* Problem to solve *
Go through the records and extract every line with the word "simple".

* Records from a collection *
>> Begin

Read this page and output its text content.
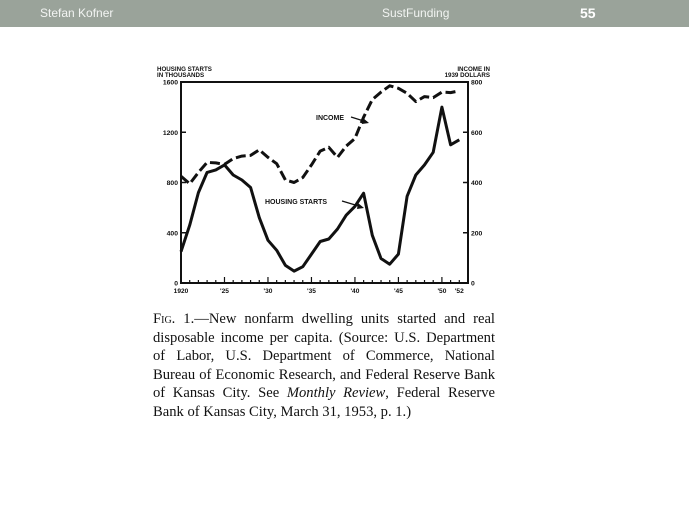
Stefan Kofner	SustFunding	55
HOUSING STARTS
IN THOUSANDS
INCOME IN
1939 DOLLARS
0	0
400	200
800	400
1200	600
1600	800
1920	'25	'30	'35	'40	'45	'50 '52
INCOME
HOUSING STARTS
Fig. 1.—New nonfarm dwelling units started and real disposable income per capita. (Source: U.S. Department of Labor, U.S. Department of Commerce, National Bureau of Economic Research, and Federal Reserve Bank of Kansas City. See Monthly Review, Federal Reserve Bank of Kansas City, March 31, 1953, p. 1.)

>> End
>> Begin

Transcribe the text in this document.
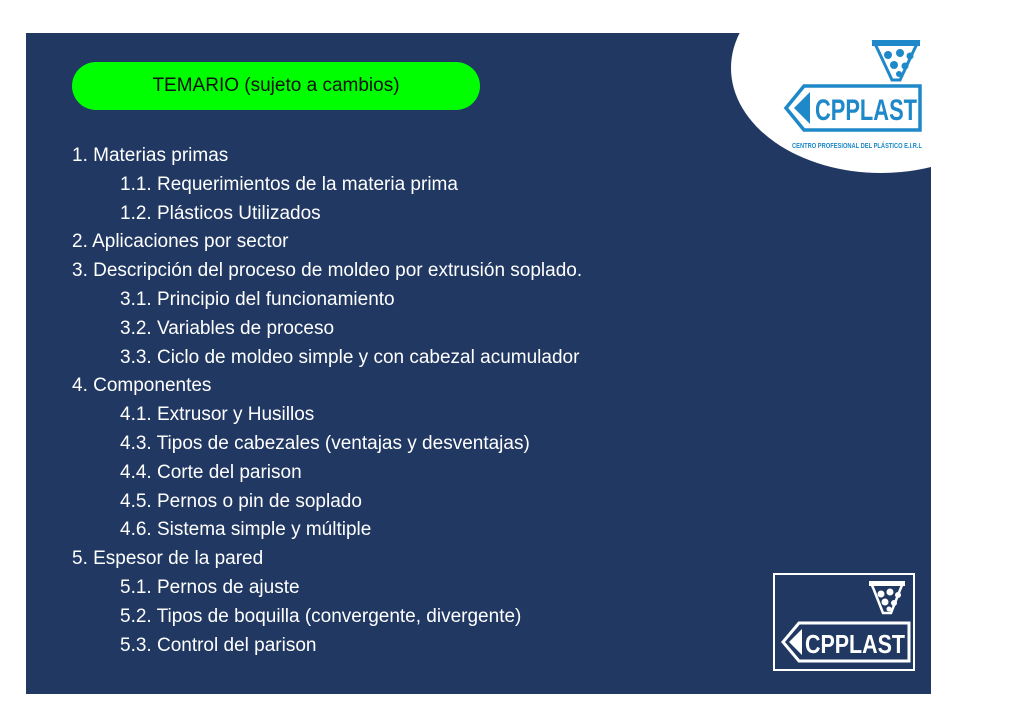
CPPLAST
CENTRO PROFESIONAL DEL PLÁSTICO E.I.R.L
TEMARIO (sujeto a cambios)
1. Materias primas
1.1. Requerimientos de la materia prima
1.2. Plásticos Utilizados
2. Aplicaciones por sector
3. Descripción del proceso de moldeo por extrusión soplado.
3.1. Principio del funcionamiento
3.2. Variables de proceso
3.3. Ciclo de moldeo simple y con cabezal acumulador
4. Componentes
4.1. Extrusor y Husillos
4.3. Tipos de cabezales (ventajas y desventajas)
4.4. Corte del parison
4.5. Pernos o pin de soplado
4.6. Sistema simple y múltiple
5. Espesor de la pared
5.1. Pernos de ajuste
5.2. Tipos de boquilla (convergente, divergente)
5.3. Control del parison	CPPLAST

>> End

* Solution below *
3.3. Ciclo de moldeo simple y con cabezal acumulador
4.6. Sistema simple y múltiple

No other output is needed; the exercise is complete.